Work to complete ▸ Where the string "pour" occurs in the material below, report the whole line.

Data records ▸
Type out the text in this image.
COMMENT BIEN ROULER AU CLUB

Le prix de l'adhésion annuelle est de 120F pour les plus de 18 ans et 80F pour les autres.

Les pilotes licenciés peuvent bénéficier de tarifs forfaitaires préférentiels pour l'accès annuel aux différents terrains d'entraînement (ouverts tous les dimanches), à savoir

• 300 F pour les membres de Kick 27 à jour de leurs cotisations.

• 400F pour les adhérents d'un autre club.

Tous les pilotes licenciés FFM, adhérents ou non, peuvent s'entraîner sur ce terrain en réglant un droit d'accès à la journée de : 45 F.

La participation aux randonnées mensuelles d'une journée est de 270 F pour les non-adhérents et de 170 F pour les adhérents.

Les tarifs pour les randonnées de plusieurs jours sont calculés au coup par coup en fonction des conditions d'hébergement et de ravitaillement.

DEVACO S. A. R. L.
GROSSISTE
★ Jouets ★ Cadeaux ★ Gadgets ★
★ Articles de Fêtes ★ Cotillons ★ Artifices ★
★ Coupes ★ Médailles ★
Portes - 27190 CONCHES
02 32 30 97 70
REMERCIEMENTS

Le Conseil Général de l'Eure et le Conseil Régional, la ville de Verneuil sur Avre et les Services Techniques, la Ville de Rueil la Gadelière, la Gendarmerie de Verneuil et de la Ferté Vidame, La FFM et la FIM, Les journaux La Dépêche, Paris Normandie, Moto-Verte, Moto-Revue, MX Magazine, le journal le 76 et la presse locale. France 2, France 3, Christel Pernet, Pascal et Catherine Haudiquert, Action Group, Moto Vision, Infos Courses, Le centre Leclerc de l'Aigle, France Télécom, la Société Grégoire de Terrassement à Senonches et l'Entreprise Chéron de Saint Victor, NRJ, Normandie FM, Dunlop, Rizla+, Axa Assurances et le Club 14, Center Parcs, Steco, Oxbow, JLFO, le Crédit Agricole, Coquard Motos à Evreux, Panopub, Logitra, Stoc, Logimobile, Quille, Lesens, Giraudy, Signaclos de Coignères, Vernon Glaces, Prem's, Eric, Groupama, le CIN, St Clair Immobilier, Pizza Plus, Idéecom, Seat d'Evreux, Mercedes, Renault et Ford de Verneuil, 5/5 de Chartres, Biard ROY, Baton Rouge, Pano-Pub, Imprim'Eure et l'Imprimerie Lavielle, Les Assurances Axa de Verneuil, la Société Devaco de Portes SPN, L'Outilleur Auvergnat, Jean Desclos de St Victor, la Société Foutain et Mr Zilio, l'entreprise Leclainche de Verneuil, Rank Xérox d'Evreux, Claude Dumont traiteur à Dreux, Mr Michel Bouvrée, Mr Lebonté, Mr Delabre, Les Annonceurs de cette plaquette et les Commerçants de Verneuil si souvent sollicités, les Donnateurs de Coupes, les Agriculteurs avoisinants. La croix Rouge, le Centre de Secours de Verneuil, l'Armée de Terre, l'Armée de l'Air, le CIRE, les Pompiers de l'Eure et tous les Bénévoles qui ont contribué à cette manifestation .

In response ▸
Le prix de l'adhésion annuelle est de 120F pour les plus de 18 ans et 80F pour les autres.
Les pilotes licenciés peuvent bénéficier de tarifs forfaitaires préférentiels pour l'accès annuel aux différents terrains d'entraînement (ouverts tous les dimanches), à savoir
• 300 F pour les membres de Kick 27 à jour de leurs cotisations.
• 400F pour les adhérents d'un autre club.
La participation aux randonnées mensuelles d'une journée est de 270 F pour les non-adhérents et de 170 F pour les adhérents.
Les tarifs pour les randonnées de plusieurs jours sont calculés au coup par coup en fonction des conditions d'hébergement et de ravitaillement.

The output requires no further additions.